» **WHAT YOU SHOULD DO**
Word for word, give the material below again, minus any images.

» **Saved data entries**

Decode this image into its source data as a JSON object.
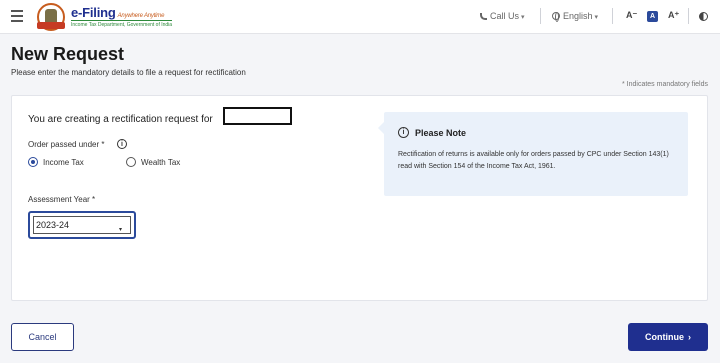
{
  "header": {
    "brand_main": "e-Filing",
    "brand_tag": "Anywhere Anytime",
    "brand_sub": "Income Tax Department, Government of India",
    "call_us": "Call Us",
    "language": "English",
    "font_decrease": "A⁻",
    "font_normal": "A",
    "font_increase": "A⁺"
  },
  "page": {
    "title": "New Request",
    "subtitle": "Please enter the mandatory details to file a request for rectification",
    "mandatory_note": "* Indicates mandatory fields"
  },
  "form": {
    "heading": "You are creating a rectification request for",
    "order_label": "Order passed under *",
    "info_glyph": "i",
    "radios": [
      {
        "label": "Income Tax",
        "checked": true
      },
      {
        "label": "Wealth Tax",
        "checked": false
      }
    ],
    "ay_label": "Assessment Year *",
    "ay_value": "2023-24",
    "caret": "▾"
  },
  "note": {
    "icon_glyph": "i",
    "title": "Please Note",
    "text": "Rectification of returns is available only for orders passed by CPC under Section 143(1) read with Section 154 of the Income Tax Act, 1961."
  },
  "footer": {
    "cancel_label": "Cancel",
    "continue_label": "Continue",
    "continue_chevron": "›"
  },
  "icons": {
    "menu": "hamburger-icon",
    "phone": "phone-icon",
    "globe": "globe-icon",
    "contrast": "contrast-icon",
    "info": "info-icon"
  },
  "colors": {
    "primary": "#1f2f8f",
    "accent": "#2b4a9b",
    "note_bg": "#eaf1fa",
    "page_bg": "#f4f5f8"
  }
}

» **EXPECTED ANSWER**
Decode this image into its source data as a JSON object.
{
  "header": {
    "brand_main": "e-Filing",
    "brand_tag": "Anywhere Anytime",
    "brand_sub": "Income Tax Department, Government of India",
    "call_us": "Call Us",
    "language": "English",
    "font_decrease": "A⁻",
    "font_normal": "A",
    "font_increase": "A⁺"
  },
  "page": {
    "title": "New Request",
    "subtitle": "Please enter the mandatory details to file a request for rectification",
    "mandatory_note": "* Indicates mandatory fields"
  },
  "form": {
    "heading": "You are creating a rectification request for",
    "order_label": "Order passed under *",
    "info_glyph": "i",
    "radios": [
      {
        "label": "Income Tax",
        "checked": true
      },
      {
        "label": "Wealth Tax",
        "checked": false
      }
    ],
    "ay_label": "Assessment Year *",
    "ay_value": "2023-24",
    "caret": "▾"
  },
  "note": {
    "icon_glyph": "i",
    "title": "Please Note",
    "text": "Rectification of returns is available only for orders passed by CPC under Section 143(1) read with Section 154 of the Income Tax Act, 1961."
  },
  "footer": {
    "cancel_label": "Cancel",
    "continue_label": "Continue",
    "continue_chevron": "›"
  },
  "icons": {
    "menu": "hamburger-icon",
    "phone": "phone-icon",
    "globe": "globe-icon",
    "contrast": "contrast-icon",
    "info": "info-icon"
  },
  "colors": {
    "primary": "#1f2f8f",
    "accent": "#2b4a9b",
    "note_bg": "#eaf1fa",
    "page_bg": "#f4f5f8"
  }
}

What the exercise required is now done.